> [The task]
Reproduce every line of the items below word for word, leaving out the pictures.

> [Supplied information]
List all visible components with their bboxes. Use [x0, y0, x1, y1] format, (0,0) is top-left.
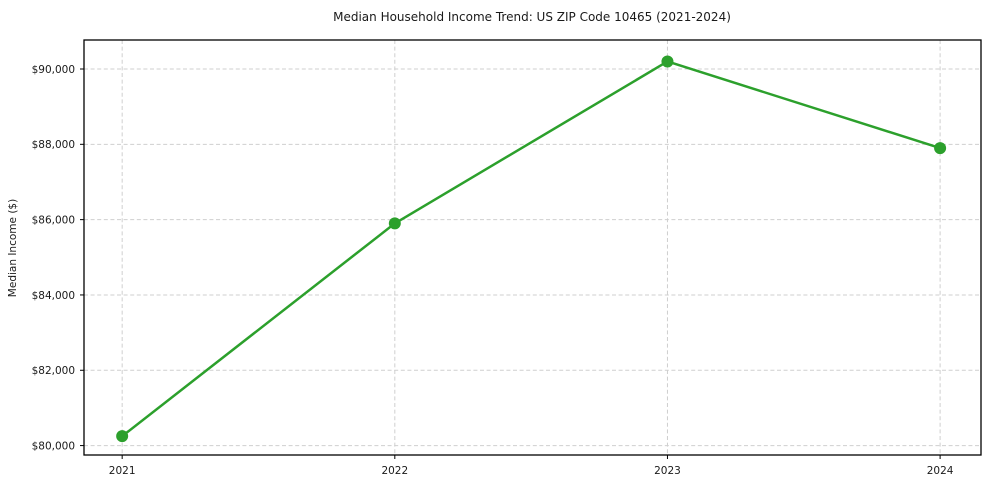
data-point-2023 [661, 55, 674, 68]
plot-border [83, 39, 982, 456]
x-tick-label: 2021 [109, 465, 136, 477]
y-tick-label: $90,000 [32, 64, 75, 76]
y-axis-label: Median Income ($) [7, 199, 19, 297]
axes-frame [83, 39, 982, 456]
y-tick-label: $86,000 [32, 214, 75, 226]
data-series [116, 55, 947, 443]
x-tick-label: 2023 [654, 465, 681, 477]
y-tick-label: $84,000 [32, 290, 75, 302]
tick-marks [80, 68, 941, 459]
y-tick-label: $80,000 [32, 440, 75, 452]
data-point-2022 [388, 217, 401, 230]
x-tick-label: 2022 [381, 465, 408, 477]
y-tick-labels: $80,000 $82,000 $84,000 $86,000 $88,000 $90,0… [32, 64, 75, 453]
data-point-2021 [116, 430, 129, 443]
y-tick-label: $88,000 [32, 139, 75, 151]
gridlines [84, 40, 981, 455]
chart-title: Median Household Income Trend: US ZIP Co… [333, 10, 731, 24]
data-point-2024 [934, 142, 947, 155]
x-tick-label: 2024 [927, 465, 954, 477]
y-tick-label: $82,000 [32, 365, 75, 377]
x-tick-labels: 2021 2022 2023 2024 [109, 465, 954, 477]
trend-line [120, 60, 942, 438]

> [Result of the exercise]
List all visible components with their bboxes. Use [x0, y0, x1, y1] format, (0,0) is top-left.
data-point-2023 [661, 55, 674, 68]
plot-border [83, 39, 982, 456]
x-tick-label: 2021 [109, 465, 136, 477]
y-tick-label: $90,000 [32, 64, 75, 76]
y-axis-label: Median Income ($) [7, 199, 19, 297]
axes-frame [83, 39, 982, 456]
y-tick-label: $86,000 [32, 214, 75, 226]
data-series [116, 55, 947, 443]
x-tick-label: 2023 [654, 465, 681, 477]
y-tick-label: $84,000 [32, 290, 75, 302]
tick-marks [80, 68, 941, 459]
y-tick-label: $80,000 [32, 440, 75, 452]
data-point-2022 [388, 217, 401, 230]
x-tick-label: 2022 [381, 465, 408, 477]
y-tick-labels: $80,000 $82,000 $84,000 $86,000 $88,000 $90,0… [32, 64, 75, 453]
data-point-2021 [116, 430, 129, 443]
y-tick-label: $88,000 [32, 139, 75, 151]
gridlines [84, 40, 981, 455]
chart-title: Median Household Income Trend: US ZIP Co… [333, 10, 731, 24]
data-point-2024 [934, 142, 947, 155]
x-tick-label: 2024 [927, 465, 954, 477]
y-tick-label: $82,000 [32, 365, 75, 377]
x-tick-labels: 2021 2022 2023 2024 [109, 465, 954, 477]
trend-line [120, 60, 942, 438]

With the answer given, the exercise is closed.